Material for the task:
╔══

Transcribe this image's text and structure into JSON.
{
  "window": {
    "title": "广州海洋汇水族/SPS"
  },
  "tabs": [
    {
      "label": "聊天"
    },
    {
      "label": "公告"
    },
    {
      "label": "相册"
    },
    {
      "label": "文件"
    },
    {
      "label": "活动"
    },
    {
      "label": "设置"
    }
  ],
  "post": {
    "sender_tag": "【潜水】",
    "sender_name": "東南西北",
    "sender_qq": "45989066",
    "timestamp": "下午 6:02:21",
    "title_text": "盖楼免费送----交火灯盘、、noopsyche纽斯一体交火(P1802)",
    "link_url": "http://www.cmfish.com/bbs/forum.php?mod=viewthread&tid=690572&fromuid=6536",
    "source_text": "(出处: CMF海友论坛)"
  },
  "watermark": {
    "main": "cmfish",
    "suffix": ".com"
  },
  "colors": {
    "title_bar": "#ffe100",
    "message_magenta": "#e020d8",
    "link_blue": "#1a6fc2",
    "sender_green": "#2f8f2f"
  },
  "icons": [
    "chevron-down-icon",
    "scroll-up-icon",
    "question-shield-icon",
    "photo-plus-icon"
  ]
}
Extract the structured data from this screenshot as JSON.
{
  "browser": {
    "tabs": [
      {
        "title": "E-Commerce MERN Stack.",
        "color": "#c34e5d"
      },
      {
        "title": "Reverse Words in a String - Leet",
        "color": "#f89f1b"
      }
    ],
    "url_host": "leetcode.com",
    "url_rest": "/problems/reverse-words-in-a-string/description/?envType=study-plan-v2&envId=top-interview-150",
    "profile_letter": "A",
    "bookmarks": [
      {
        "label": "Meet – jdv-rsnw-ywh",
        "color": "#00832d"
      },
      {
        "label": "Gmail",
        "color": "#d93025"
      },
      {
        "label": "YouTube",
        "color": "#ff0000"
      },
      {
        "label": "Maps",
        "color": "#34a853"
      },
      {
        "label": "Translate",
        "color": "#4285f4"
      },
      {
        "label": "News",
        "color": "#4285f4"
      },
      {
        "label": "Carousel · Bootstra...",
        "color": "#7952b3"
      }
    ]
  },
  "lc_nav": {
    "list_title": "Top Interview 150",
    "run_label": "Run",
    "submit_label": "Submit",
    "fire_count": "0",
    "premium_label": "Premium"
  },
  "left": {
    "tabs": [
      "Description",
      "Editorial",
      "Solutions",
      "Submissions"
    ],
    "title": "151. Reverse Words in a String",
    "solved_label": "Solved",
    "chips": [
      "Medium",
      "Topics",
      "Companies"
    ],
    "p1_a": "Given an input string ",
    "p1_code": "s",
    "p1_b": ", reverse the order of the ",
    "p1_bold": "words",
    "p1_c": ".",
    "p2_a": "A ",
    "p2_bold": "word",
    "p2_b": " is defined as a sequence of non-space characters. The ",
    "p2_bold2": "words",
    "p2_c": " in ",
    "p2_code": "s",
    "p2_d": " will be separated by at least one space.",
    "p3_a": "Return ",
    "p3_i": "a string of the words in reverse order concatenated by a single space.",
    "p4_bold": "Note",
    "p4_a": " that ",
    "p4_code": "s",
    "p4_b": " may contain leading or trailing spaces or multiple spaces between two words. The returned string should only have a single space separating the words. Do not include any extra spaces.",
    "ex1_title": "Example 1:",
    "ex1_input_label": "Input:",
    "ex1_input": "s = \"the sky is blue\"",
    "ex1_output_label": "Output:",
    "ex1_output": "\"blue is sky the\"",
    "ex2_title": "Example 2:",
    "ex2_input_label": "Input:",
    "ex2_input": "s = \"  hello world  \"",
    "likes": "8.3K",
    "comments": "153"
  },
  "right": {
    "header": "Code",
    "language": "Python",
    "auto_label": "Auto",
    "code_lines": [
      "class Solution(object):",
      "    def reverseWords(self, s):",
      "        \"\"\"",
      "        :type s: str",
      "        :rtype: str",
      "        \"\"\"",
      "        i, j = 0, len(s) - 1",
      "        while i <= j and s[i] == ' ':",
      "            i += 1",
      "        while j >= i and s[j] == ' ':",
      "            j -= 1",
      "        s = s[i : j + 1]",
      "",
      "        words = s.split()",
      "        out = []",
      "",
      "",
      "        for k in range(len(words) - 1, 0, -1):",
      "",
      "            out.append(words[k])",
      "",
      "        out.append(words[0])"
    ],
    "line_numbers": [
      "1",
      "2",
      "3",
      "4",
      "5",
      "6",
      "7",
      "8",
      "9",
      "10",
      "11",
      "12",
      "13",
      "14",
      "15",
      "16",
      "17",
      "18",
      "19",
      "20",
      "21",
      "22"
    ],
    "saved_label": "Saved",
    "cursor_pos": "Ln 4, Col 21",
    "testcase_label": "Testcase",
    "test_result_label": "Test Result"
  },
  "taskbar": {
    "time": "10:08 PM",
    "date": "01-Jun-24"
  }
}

╚══

Exercise requirements:
Recopy the entries above exactly, with every line included.

Exercise solution:
Transcribe this image's text and structure into JSON.
{
  "window": {
    "title": "广州海洋汇水族/SPS"
  },
  "tabs": [
    {
      "label": "聊天"
    },
    {
      "label": "公告"
    },
    {
      "label": "相册"
    },
    {
      "label": "文件"
    },
    {
      "label": "活动"
    },
    {
      "label": "设置"
    }
  ],
  "post": {
    "sender_tag": "【潜水】",
    "sender_name": "東南西北",
    "sender_qq": "45989066",
    "timestamp": "下午 6:02:21",
    "title_text": "盖楼免费送----交火灯盘、、noopsyche纽斯一体交火(P1802)",
    "link_url": "http://www.cmfish.com/bbs/forum.php?mod=viewthread&tid=690572&fromuid=6536",
    "source_text": "(出处: CMF海友论坛)"
  },
  "watermark": {
    "main": "cmfish",
    "suffix": ".com"
  },
  "colors": {
    "title_bar": "#ffe100",
    "message_magenta": "#e020d8",
    "link_blue": "#1a6fc2",
    "sender_green": "#2f8f2f"
  },
  "icons": [
    "chevron-down-icon",
    "scroll-up-icon",
    "question-shield-icon",
    "photo-plus-icon"
  ]
}
Extract the structured data from this screenshot as JSON.
{
  "browser": {
    "tabs": [
      {
        "title": "E-Commerce MERN Stack.",
        "color": "#c34e5d"
      },
      {
        "title": "Reverse Words in a String - Leet",
        "color": "#f89f1b"
      }
    ],
    "url_host": "leetcode.com",
    "url_rest": "/problems/reverse-words-in-a-string/description/?envType=study-plan-v2&envId=top-interview-150",
    "profile_letter": "A",
    "bookmarks": [
      {
        "label": "Meet – jdv-rsnw-ywh",
        "color": "#00832d"
      },
      {
        "label": "Gmail",
        "color": "#d93025"
      },
      {
        "label": "YouTube",
        "color": "#ff0000"
      },
      {
        "label": "Maps",
        "color": "#34a853"
      },
      {
        "label": "Translate",
        "color": "#4285f4"
      },
      {
        "label": "News",
        "color": "#4285f4"
      },
      {
        "label": "Carousel · Bootstra...",
        "color": "#7952b3"
      }
    ]
  },
  "lc_nav": {
    "list_title": "Top Interview 150",
    "run_label": "Run",
    "submit_label": "Submit",
    "fire_count": "0",
    "premium_label": "Premium"
  },
  "left": {
    "tabs": [
      "Description",
      "Editorial",
      "Solutions",
      "Submissions"
    ],
    "title": "151. Reverse Words in a String",
    "solved_label": "Solved",
    "chips": [
      "Medium",
      "Topics",
      "Companies"
    ],
    "p1_a": "Given an input string ",
    "p1_code": "s",
    "p1_b": ", reverse the order of the ",
    "p1_bold": "words",
    "p1_c": ".",
    "p2_a": "A ",
    "p2_bold": "word",
    "p2_b": " is defined as a sequence of non-space characters. The ",
    "p2_bold2": "words",
    "p2_c": " in ",
    "p2_code": "s",
    "p2_d": " will be separated by at least one space.",
    "p3_a": "Return ",
    "p3_i": "a string of the words in reverse order concatenated by a single space.",
    "p4_bold": "Note",
    "p4_a": " that ",
    "p4_code": "s",
    "p4_b": " may contain leading or trailing spaces or multiple spaces between two words. The returned string should only have a single space separating the words. Do not include any extra spaces.",
    "ex1_title": "Example 1:",
    "ex1_input_label": "Input:",
    "ex1_input": "s = \"the sky is blue\"",
    "ex1_output_label": "Output:",
    "ex1_output": "\"blue is sky the\"",
    "ex2_title": "Example 2:",
    "ex2_input_label": "Input:",
    "ex2_input": "s = \"  hello world  \"",
    "likes": "8.3K",
    "comments": "153"
  },
  "right": {
    "header": "Code",
    "language": "Python",
    "auto_label": "Auto",
    "code_lines": [
      "class Solution(object):",
      "    def reverseWords(self, s):",
      "        \"\"\"",
      "        :type s: str",
      "        :rtype: str",
      "        \"\"\"",
      "        i, j = 0, len(s) - 1",
      "        while i <= j and s[i] == ' ':",
      "            i += 1",
      "        while j >= i and s[j] == ' ':",
      "            j -= 1",
      "        s = s[i : j + 1]",
      "",
      "        words = s.split()",
      "        out = []",
      "",
      "",
      "        for k in range(len(words) - 1, 0, -1):",
      "",
      "            out.append(words[k])",
      "",
      "        out.append(words[0])"
    ],
    "line_numbers": [
      "1",
      "2",
      "3",
      "4",
      "5",
      "6",
      "7",
      "8",
      "9",
      "10",
      "11",
      "12",
      "13",
      "14",
      "15",
      "16",
      "17",
      "18",
      "19",
      "20",
      "21",
      "22"
    ],
    "saved_label": "Saved",
    "cursor_pos": "Ln 4, Col 21",
    "testcase_label": "Testcase",
    "test_result_label": "Test Result"
  },
  "taskbar": {
    "time": "10:08 PM",
    "date": "01-Jun-24"
  }
}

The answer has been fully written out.